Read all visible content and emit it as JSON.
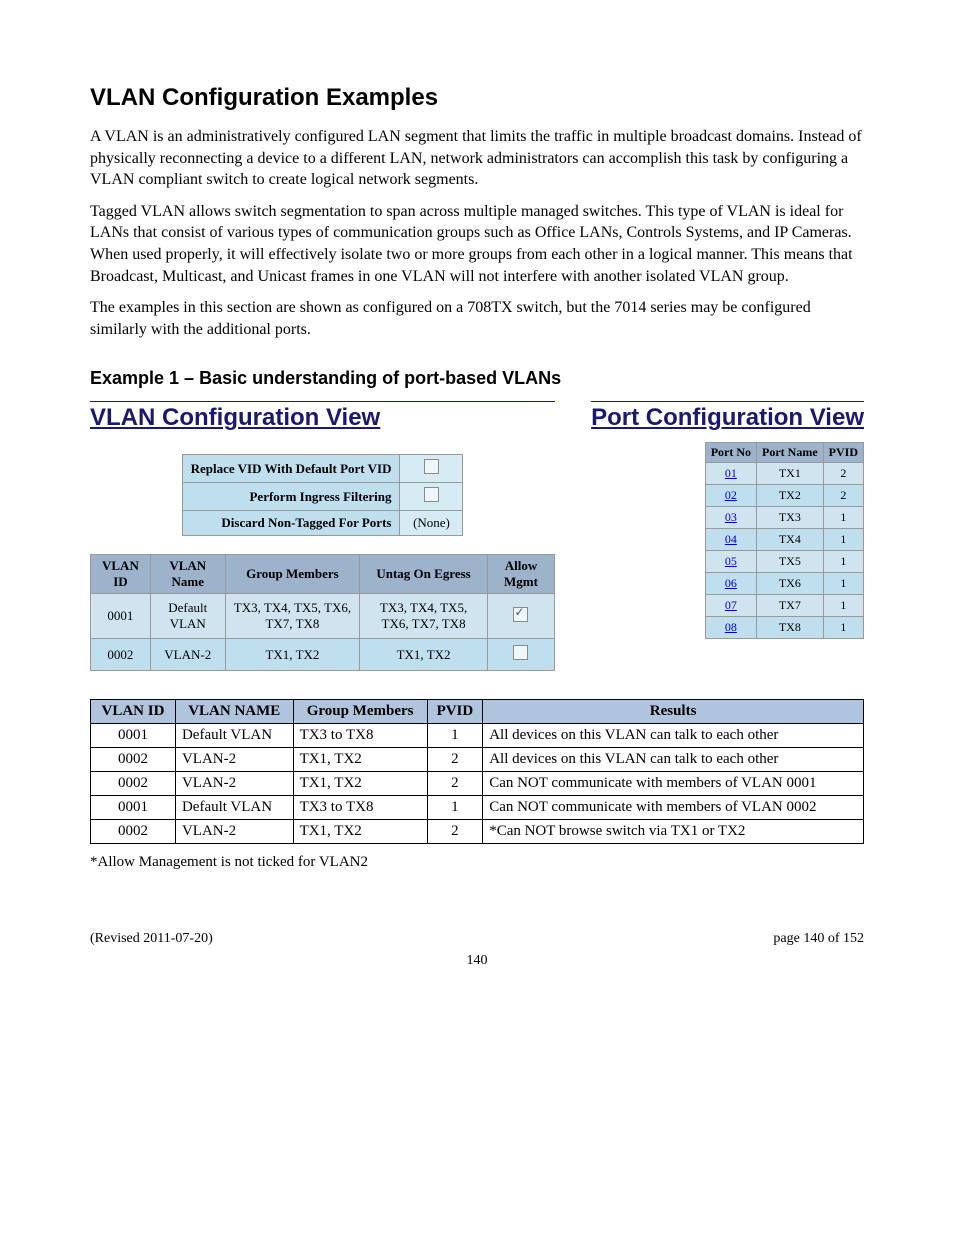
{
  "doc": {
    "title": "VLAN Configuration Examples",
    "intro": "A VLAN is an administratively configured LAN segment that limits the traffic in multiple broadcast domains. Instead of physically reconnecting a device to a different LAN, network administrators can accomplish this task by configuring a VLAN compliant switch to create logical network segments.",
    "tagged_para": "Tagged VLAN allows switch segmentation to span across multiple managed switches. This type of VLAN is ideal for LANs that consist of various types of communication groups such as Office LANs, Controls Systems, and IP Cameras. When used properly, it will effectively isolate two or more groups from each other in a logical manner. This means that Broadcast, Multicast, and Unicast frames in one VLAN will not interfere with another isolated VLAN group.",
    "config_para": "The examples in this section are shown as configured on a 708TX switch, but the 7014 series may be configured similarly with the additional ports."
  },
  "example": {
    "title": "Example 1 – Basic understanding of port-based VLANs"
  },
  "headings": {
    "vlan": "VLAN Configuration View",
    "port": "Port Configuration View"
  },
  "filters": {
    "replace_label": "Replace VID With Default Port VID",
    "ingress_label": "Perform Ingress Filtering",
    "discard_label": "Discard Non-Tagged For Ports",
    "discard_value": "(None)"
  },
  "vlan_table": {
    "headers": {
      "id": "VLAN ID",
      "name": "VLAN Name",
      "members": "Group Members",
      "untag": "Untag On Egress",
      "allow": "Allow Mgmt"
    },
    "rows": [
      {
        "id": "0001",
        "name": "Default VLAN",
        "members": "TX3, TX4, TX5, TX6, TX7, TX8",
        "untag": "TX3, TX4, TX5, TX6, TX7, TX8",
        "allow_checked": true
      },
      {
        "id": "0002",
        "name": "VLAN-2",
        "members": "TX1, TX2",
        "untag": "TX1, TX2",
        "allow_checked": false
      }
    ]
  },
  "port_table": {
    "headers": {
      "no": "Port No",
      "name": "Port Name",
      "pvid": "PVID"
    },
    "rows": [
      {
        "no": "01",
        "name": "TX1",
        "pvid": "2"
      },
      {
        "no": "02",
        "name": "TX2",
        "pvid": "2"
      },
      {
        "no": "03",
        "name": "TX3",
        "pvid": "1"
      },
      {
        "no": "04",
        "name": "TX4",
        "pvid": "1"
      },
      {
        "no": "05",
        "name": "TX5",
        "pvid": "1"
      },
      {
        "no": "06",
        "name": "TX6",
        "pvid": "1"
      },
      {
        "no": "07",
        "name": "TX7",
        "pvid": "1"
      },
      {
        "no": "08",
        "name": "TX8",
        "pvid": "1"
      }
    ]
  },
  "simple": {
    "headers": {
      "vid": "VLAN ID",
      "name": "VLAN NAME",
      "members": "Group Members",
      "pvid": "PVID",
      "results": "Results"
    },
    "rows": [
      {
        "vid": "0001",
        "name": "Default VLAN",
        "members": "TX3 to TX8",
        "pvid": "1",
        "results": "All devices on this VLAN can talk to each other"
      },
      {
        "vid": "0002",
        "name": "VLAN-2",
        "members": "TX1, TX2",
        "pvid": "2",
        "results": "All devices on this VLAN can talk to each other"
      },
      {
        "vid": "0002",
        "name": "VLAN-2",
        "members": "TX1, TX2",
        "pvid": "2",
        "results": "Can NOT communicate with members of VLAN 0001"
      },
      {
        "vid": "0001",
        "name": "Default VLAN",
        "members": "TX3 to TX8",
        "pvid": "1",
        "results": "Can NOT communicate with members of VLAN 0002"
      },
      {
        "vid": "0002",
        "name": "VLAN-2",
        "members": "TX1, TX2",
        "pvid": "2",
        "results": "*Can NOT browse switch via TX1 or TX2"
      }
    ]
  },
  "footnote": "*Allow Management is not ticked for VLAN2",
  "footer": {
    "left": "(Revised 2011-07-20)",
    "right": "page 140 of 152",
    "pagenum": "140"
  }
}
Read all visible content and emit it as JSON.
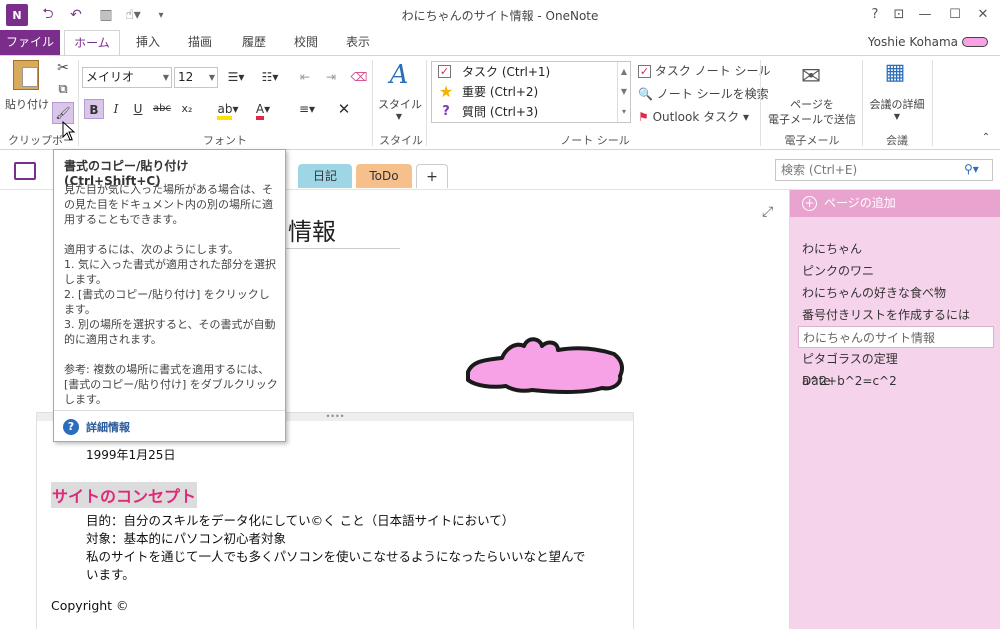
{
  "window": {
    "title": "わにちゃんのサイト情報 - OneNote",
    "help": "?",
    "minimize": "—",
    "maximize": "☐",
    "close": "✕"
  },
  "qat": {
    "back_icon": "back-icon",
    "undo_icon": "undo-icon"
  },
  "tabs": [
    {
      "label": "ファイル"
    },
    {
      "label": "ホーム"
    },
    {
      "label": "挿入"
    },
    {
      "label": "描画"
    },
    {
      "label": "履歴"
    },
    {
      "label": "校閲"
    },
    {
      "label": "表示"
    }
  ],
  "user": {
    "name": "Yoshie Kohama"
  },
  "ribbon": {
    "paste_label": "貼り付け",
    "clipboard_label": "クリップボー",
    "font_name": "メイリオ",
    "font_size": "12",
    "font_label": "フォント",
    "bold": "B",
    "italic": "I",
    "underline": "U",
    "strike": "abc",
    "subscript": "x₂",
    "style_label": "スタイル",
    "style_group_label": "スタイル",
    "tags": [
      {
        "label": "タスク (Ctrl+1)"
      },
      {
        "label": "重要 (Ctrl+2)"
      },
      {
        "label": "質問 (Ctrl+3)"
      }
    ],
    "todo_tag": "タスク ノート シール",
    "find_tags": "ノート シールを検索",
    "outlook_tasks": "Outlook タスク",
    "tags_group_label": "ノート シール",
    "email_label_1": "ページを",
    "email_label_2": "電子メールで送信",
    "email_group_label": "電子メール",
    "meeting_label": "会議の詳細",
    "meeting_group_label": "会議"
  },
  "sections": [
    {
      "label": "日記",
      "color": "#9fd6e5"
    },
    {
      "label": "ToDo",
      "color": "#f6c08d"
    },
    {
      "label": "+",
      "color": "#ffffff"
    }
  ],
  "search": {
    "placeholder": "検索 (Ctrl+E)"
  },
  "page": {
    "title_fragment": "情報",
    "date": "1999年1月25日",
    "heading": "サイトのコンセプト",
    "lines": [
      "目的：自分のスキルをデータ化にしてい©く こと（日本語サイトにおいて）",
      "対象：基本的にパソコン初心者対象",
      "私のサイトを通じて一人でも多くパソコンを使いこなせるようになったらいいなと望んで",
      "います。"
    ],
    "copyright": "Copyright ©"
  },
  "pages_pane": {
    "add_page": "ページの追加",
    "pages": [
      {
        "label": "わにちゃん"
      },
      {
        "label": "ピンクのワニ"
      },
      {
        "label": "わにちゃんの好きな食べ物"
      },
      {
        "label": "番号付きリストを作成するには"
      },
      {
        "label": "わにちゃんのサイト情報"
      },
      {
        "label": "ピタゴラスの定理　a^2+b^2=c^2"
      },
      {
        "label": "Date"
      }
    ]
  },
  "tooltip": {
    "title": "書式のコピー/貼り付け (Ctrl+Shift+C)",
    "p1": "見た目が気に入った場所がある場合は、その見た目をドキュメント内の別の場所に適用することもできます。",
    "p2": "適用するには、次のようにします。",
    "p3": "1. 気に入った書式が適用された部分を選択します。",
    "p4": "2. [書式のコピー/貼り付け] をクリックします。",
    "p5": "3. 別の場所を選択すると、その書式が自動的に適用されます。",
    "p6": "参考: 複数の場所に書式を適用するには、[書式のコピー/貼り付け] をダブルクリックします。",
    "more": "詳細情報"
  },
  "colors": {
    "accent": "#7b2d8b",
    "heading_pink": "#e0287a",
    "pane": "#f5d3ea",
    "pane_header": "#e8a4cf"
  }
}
+++++
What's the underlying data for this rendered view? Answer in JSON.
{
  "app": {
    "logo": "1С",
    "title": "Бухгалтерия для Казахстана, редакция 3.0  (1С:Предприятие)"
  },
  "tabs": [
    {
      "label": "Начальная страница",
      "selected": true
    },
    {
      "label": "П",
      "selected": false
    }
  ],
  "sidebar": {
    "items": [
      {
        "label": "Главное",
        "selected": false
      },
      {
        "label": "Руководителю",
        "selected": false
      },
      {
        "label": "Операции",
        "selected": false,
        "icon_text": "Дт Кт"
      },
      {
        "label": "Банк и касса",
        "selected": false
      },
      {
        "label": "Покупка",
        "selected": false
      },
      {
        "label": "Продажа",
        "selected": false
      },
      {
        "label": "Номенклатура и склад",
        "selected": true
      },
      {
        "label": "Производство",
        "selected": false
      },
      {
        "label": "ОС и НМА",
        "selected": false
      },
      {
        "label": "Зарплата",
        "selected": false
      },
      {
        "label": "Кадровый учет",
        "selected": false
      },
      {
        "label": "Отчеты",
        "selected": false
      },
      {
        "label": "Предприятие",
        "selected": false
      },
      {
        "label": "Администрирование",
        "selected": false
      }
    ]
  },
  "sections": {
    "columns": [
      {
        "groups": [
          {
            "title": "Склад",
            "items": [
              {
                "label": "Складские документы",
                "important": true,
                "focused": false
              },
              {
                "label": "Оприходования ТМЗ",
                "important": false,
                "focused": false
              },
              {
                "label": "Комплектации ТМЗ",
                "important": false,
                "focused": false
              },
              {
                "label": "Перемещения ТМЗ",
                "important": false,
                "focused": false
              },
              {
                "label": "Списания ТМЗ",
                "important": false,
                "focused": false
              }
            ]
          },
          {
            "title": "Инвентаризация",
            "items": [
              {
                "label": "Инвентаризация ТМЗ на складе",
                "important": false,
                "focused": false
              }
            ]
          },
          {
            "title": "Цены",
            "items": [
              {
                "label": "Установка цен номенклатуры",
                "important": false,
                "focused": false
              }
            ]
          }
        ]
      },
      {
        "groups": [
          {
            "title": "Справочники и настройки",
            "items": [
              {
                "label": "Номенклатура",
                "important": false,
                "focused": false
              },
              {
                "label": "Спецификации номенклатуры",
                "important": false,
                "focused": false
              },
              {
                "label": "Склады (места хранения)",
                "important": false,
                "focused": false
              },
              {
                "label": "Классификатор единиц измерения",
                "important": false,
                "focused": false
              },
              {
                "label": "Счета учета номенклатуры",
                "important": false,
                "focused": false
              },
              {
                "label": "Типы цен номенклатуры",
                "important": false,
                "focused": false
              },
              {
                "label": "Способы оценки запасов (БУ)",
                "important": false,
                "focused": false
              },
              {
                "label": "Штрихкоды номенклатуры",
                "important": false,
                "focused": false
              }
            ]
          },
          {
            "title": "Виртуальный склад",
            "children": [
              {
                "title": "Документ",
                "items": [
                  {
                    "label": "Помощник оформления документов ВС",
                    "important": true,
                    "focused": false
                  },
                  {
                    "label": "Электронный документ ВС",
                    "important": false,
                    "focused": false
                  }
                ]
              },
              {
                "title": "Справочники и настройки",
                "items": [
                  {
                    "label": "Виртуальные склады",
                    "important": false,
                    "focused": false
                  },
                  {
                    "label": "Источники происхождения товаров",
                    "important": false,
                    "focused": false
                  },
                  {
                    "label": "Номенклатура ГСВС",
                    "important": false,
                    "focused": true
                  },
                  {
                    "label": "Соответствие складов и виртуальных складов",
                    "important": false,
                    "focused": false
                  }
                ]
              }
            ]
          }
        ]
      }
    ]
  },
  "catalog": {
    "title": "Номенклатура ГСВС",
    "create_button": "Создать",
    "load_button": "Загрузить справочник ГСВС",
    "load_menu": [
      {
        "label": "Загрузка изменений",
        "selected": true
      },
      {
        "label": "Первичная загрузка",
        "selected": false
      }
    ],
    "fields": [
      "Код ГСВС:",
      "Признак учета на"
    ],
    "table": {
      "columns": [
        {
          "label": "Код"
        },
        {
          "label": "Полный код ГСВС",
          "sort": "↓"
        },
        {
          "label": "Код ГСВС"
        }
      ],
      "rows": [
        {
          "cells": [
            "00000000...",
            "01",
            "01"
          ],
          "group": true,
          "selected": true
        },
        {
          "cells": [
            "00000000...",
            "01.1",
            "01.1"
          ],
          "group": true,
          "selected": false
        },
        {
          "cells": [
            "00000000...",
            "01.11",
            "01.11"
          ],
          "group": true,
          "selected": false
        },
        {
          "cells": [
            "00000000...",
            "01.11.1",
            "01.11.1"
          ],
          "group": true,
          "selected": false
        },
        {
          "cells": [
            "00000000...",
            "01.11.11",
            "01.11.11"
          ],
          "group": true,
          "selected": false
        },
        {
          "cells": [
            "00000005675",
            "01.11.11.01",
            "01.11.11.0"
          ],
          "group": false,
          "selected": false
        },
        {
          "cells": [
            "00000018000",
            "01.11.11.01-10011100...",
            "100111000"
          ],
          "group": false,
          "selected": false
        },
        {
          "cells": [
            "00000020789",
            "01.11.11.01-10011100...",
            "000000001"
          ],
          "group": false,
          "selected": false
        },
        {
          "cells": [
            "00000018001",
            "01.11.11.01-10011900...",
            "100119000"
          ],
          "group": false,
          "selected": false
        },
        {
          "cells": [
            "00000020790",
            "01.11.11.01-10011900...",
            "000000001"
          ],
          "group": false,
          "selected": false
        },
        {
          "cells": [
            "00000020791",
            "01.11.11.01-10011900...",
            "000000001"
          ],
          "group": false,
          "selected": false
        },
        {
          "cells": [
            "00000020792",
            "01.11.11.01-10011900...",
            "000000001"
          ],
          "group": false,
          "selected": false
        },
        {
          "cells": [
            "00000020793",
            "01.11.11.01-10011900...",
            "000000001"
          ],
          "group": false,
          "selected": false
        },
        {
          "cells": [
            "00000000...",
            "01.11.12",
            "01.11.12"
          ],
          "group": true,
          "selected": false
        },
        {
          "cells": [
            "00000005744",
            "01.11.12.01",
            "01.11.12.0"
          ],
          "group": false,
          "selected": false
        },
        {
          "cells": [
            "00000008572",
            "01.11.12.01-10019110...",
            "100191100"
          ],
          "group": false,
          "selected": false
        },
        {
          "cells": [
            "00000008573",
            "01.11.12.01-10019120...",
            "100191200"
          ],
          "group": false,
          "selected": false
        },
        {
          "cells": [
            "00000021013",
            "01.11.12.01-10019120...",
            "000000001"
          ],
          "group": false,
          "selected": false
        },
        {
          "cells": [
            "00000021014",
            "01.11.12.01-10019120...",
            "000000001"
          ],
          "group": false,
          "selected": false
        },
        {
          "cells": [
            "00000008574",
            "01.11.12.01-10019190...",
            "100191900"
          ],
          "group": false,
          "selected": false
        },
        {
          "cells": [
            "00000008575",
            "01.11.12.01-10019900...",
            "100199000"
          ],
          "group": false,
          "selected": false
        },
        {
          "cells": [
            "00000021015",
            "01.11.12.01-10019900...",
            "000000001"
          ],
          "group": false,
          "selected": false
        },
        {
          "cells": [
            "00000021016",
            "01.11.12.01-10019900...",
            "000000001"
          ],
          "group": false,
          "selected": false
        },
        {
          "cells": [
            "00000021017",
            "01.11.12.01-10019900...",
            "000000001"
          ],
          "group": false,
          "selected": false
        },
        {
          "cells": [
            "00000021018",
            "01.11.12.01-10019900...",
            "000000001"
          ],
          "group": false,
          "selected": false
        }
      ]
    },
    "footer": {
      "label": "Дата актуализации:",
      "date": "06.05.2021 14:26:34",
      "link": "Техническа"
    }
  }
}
+++++
> [Written instruction] Show the lines of the material that contain the word "貼り付け".

> [Task output]
    "paste_label": "貼り付け",
    "title": "書式のコピー/貼り付け (Ctrl+Shift+C)",
    "p4": "2. [書式のコピー/貼り付け] をクリックします。",
    "p6": "参考: 複数の場所に書式を適用するには、[書式のコピー/貼り付け] をダブルクリックします。",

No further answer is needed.